#### INFORMATION GIVEN ####
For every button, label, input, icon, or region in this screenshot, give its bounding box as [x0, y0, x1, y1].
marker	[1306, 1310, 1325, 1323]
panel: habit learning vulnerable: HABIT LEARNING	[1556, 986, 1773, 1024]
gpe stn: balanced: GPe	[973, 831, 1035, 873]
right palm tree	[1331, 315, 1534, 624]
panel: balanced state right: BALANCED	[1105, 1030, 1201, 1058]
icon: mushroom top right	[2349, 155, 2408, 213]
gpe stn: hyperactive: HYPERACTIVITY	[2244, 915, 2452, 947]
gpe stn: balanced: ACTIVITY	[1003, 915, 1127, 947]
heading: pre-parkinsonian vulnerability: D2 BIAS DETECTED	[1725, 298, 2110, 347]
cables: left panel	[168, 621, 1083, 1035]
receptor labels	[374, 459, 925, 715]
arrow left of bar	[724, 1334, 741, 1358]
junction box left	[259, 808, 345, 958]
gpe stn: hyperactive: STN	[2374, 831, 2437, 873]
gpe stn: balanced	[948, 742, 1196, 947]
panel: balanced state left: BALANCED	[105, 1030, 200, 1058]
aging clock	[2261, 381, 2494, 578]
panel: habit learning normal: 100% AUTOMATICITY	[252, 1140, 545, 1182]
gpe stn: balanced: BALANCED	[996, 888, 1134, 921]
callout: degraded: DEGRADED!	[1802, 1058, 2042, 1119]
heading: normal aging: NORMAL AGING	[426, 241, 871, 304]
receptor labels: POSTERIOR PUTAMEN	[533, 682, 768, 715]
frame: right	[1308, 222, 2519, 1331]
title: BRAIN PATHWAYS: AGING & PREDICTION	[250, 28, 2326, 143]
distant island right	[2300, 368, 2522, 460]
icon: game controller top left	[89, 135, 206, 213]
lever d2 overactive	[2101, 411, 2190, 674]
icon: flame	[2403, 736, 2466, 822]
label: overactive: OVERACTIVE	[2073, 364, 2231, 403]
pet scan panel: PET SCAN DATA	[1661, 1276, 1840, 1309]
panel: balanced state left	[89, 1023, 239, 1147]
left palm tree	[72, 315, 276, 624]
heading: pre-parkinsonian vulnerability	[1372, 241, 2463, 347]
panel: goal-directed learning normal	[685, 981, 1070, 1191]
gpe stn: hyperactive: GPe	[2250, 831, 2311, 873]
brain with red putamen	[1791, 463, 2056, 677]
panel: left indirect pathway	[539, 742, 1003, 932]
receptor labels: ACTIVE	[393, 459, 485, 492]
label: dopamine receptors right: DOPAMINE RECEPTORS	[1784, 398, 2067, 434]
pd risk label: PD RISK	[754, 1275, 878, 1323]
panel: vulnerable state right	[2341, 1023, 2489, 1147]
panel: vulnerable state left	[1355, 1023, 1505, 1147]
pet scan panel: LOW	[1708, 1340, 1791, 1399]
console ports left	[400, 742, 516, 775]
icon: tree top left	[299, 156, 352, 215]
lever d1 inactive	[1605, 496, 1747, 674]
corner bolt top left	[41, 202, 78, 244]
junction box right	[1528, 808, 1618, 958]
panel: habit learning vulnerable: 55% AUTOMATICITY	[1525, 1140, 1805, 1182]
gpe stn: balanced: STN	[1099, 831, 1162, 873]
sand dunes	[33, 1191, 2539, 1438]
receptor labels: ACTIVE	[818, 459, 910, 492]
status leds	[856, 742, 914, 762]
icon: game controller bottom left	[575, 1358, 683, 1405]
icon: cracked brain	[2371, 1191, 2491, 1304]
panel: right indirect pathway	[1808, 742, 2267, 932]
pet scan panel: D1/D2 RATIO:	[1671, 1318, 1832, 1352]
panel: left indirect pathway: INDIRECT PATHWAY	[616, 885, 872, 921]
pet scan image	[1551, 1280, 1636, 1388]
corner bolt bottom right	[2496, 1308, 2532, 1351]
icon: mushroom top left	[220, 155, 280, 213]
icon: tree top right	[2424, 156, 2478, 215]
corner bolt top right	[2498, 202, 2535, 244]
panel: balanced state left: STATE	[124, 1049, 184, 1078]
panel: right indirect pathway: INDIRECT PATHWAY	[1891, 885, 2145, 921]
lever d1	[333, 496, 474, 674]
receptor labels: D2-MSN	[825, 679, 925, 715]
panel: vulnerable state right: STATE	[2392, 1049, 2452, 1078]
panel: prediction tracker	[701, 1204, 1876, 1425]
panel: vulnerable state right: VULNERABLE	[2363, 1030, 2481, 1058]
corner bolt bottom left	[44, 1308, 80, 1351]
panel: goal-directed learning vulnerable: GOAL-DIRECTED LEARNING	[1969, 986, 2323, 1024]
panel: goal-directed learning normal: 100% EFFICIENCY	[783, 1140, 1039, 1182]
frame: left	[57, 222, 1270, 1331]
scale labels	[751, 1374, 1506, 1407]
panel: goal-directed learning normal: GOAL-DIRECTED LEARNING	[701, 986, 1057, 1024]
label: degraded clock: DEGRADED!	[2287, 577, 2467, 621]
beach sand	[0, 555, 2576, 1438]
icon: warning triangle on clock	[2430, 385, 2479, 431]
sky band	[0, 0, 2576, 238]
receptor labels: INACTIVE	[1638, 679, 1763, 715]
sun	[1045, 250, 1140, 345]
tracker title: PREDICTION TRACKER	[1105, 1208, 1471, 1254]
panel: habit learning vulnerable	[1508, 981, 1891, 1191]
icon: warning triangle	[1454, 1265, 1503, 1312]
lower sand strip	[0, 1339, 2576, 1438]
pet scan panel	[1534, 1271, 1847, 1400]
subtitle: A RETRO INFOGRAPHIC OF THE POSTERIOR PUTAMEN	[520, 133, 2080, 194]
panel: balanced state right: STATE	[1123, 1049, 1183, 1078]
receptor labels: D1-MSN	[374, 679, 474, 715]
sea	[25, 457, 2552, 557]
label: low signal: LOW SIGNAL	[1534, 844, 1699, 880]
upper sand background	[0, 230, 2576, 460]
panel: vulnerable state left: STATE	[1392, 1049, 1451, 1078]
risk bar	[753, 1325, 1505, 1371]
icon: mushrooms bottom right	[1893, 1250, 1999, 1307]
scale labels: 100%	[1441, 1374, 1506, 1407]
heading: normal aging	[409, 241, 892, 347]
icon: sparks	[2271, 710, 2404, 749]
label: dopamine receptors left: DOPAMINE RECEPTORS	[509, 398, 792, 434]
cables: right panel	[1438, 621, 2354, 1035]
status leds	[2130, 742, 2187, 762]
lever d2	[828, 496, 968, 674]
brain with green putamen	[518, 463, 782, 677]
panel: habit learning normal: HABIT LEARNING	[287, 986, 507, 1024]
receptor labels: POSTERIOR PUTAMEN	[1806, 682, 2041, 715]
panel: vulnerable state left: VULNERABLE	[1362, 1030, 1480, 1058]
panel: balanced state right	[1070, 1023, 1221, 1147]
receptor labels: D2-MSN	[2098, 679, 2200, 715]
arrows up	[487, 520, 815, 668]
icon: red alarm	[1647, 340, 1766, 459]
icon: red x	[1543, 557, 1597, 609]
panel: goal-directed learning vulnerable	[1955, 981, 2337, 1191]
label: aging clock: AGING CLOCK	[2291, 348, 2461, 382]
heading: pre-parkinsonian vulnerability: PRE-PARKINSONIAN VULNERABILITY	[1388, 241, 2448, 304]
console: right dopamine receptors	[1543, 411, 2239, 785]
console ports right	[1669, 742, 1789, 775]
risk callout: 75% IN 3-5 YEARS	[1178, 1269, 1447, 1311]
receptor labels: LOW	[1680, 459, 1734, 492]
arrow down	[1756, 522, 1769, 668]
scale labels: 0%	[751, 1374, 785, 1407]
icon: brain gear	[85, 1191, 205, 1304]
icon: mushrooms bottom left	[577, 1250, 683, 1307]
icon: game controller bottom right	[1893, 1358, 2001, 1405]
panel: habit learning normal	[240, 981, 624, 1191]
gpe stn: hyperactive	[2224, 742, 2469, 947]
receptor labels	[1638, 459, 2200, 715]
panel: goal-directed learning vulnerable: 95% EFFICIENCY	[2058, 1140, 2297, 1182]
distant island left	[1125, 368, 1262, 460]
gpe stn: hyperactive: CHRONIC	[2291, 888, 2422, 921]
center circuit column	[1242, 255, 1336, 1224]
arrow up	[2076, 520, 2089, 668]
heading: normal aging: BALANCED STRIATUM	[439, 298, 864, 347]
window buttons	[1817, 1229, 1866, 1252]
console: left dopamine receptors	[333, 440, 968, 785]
####
### TASK INSTRUCTIONS
Can you copy the rows from the start of the stored records through the row containing "315, 1534, 624]", both ends included, character for character?

### SOLUTION TO THE PROBLEM
For every button, label, input, icon, or region in this screenshot, give its bounding box as [x0, y0, x1, y1].
marker	[1306, 1310, 1325, 1323]
panel: habit learning vulnerable: HABIT LEARNING	[1556, 986, 1773, 1024]
gpe stn: balanced: GPe	[973, 831, 1035, 873]
right palm tree	[1331, 315, 1534, 624]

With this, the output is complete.